## Task instructions
Repeat each line exactly as it is written.

-- Material supplied start --

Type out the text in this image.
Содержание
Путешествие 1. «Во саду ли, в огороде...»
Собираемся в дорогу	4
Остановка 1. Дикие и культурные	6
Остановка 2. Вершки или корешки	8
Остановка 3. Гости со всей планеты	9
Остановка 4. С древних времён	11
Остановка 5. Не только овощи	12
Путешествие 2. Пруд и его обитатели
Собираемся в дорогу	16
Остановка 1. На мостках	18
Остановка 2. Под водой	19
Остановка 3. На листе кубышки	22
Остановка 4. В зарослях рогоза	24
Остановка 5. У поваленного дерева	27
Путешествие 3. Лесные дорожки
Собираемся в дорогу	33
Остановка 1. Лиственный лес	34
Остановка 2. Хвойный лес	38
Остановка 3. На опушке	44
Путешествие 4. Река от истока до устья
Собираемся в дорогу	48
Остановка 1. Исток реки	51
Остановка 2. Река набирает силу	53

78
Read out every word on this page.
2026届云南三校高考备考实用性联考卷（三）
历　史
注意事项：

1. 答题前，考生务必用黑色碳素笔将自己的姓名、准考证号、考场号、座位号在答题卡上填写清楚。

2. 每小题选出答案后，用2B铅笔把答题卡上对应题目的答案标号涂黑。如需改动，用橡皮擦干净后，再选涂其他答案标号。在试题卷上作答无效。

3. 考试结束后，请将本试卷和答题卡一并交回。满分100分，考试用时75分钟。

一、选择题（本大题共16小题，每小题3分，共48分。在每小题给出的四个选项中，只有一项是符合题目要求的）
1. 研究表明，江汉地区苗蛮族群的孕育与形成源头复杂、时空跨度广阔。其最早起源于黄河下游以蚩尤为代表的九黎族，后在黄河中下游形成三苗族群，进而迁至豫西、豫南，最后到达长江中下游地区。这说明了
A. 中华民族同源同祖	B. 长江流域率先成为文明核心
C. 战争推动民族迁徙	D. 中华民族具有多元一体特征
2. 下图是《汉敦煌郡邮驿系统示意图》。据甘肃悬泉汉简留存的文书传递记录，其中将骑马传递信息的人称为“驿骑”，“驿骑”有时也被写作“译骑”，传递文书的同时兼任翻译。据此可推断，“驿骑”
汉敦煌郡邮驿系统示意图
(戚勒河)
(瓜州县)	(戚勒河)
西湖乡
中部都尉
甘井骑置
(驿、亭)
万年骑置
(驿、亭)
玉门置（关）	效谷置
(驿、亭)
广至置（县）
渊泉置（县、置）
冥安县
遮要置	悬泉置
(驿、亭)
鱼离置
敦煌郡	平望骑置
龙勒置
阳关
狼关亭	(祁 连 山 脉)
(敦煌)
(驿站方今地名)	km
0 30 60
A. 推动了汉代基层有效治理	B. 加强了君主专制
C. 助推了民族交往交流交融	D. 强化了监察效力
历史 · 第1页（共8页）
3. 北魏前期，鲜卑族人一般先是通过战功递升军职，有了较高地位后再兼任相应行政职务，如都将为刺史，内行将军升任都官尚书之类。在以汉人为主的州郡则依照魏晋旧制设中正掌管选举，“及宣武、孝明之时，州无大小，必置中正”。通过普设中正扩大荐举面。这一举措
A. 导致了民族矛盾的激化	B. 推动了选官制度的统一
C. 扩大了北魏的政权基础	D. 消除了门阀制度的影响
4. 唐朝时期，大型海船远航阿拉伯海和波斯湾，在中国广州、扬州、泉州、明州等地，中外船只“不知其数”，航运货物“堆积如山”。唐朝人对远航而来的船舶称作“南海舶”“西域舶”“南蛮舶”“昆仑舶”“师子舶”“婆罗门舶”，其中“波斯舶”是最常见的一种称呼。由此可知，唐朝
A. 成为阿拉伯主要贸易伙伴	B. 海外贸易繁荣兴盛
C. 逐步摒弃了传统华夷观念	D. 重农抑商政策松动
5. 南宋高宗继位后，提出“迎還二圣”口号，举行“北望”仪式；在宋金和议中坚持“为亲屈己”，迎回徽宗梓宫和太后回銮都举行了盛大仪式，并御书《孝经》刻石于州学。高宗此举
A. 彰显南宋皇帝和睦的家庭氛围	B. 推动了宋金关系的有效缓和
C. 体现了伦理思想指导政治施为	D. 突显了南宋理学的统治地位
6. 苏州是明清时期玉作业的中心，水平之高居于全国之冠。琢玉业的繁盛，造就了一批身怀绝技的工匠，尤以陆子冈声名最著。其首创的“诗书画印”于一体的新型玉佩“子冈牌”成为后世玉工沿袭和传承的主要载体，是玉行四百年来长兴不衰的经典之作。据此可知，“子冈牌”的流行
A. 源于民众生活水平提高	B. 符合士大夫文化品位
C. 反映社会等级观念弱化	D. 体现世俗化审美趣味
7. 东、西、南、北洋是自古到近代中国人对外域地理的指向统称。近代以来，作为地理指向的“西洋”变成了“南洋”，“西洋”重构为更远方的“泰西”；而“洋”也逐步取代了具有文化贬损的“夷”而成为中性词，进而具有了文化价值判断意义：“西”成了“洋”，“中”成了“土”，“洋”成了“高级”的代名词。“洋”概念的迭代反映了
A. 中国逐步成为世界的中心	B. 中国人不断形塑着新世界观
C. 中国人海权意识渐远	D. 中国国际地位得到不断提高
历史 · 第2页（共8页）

-- Material supplied end --

## The result
Type out the text in this image.
Содержание
Путешествие 1. «Во саду ли, в огороде...»
Собираемся в дорогу	4
Остановка 1. Дикие и культурные	6
Остановка 2. Вершки или корешки	8
Остановка 3. Гости со всей планеты	9
Остановка 4. С древних времён	11
Остановка 5. Не только овощи	12
Путешествие 2. Пруд и его обитатели
Собираемся в дорогу	16
Остановка 1. На мостках	18
Остановка 2. Под водой	19
Остановка 3. На листе кубышки	22
Остановка 4. В зарослях рогоза	24
Остановка 5. У поваленного дерева	27
Путешествие 3. Лесные дорожки
Собираемся в дорогу	33
Остановка 1. Лиственный лес	34
Остановка 2. Хвойный лес	38
Остановка 3. На опушке	44
Путешествие 4. Река от истока до устья
Собираемся в дорогу	48
Остановка 1. Исток реки	51
Остановка 2. Река набирает силу	53

78
Read out every word on this page.
2026届云南三校高考备考实用性联考卷（三）
历　史
注意事项：

1. 答题前，考生务必用黑色碳素笔将自己的姓名、准考证号、考场号、座位号在答题卡上填写清楚。

2. 每小题选出答案后，用2B铅笔把答题卡上对应题目的答案标号涂黑。如需改动，用橡皮擦干净后，再选涂其他答案标号。在试题卷上作答无效。

3. 考试结束后，请将本试卷和答题卡一并交回。满分100分，考试用时75分钟。

一、选择题（本大题共16小题，每小题3分，共48分。在每小题给出的四个选项中，只有一项是符合题目要求的）
1. 研究表明，江汉地区苗蛮族群的孕育与形成源头复杂、时空跨度广阔。其最早起源于黄河下游以蚩尤为代表的九黎族，后在黄河中下游形成三苗族群，进而迁至豫西、豫南，最后到达长江中下游地区。这说明了
A. 中华民族同源同祖	B. 长江流域率先成为文明核心
C. 战争推动民族迁徙	D. 中华民族具有多元一体特征
2. 下图是《汉敦煌郡邮驿系统示意图》。据甘肃悬泉汉简留存的文书传递记录，其中将骑马传递信息的人称为“驿骑”，“驿骑”有时也被写作“译骑”，传递文书的同时兼任翻译。据此可推断，“驿骑”
汉敦煌郡邮驿系统示意图
(戚勒河)
(瓜州县)	(戚勒河)
西湖乡
中部都尉
甘井骑置
(驿、亭)
万年骑置
(驿、亭)
玉门置（关）	效谷置
(驿、亭)
广至置（县）
渊泉置（县、置）
冥安县
遮要置	悬泉置
(驿、亭)
鱼离置
敦煌郡	平望骑置
龙勒置
阳关
狼关亭	(祁 连 山 脉)
(敦煌)
(驿站方今地名)	km
0 30 60
A. 推动了汉代基层有效治理	B. 加强了君主专制
C. 助推了民族交往交流交融	D. 强化了监察效力
历史 · 第1页（共8页）
3. 北魏前期，鲜卑族人一般先是通过战功递升军职，有了较高地位后再兼任相应行政职务，如都将为刺史，内行将军升任都官尚书之类。在以汉人为主的州郡则依照魏晋旧制设中正掌管选举，“及宣武、孝明之时，州无大小，必置中正”。通过普设中正扩大荐举面。这一举措
A. 导致了民族矛盾的激化	B. 推动了选官制度的统一
C. 扩大了北魏的政权基础	D. 消除了门阀制度的影响
4. 唐朝时期，大型海船远航阿拉伯海和波斯湾，在中国广州、扬州、泉州、明州等地，中外船只“不知其数”，航运货物“堆积如山”。唐朝人对远航而来的船舶称作“南海舶”“西域舶”“南蛮舶”“昆仑舶”“师子舶”“婆罗门舶”，其中“波斯舶”是最常见的一种称呼。由此可知，唐朝
A. 成为阿拉伯主要贸易伙伴	B. 海外贸易繁荣兴盛
C. 逐步摒弃了传统华夷观念	D. 重农抑商政策松动
5. 南宋高宗继位后，提出“迎還二圣”口号，举行“北望”仪式；在宋金和议中坚持“为亲屈己”，迎回徽宗梓宫和太后回銮都举行了盛大仪式，并御书《孝经》刻石于州学。高宗此举
A. 彰显南宋皇帝和睦的家庭氛围	B. 推动了宋金关系的有效缓和
C. 体现了伦理思想指导政治施为	D. 突显了南宋理学的统治地位
6. 苏州是明清时期玉作业的中心，水平之高居于全国之冠。琢玉业的繁盛，造就了一批身怀绝技的工匠，尤以陆子冈声名最著。其首创的“诗书画印”于一体的新型玉佩“子冈牌”成为后世玉工沿袭和传承的主要载体，是玉行四百年来长兴不衰的经典之作。据此可知，“子冈牌”的流行
A. 源于民众生活水平提高	B. 符合士大夫文化品位
C. 反映社会等级观念弱化	D. 体现世俗化审美趣味
7. 东、西、南、北洋是自古到近代中国人对外域地理的指向统称。近代以来，作为地理指向的“西洋”变成了“南洋”，“西洋”重构为更远方的“泰西”；而“洋”也逐步取代了具有文化贬损的“夷”而成为中性词，进而具有了文化价值判断意义：“西”成了“洋”，“中”成了“土”，“洋”成了“高级”的代名词。“洋”概念的迭代反映了
A. 中国逐步成为世界的中心	B. 中国人不断形塑着新世界观
C. 中国人海权意识渐远	D. 中国国际地位得到不断提高
历史 · 第2页（共8页）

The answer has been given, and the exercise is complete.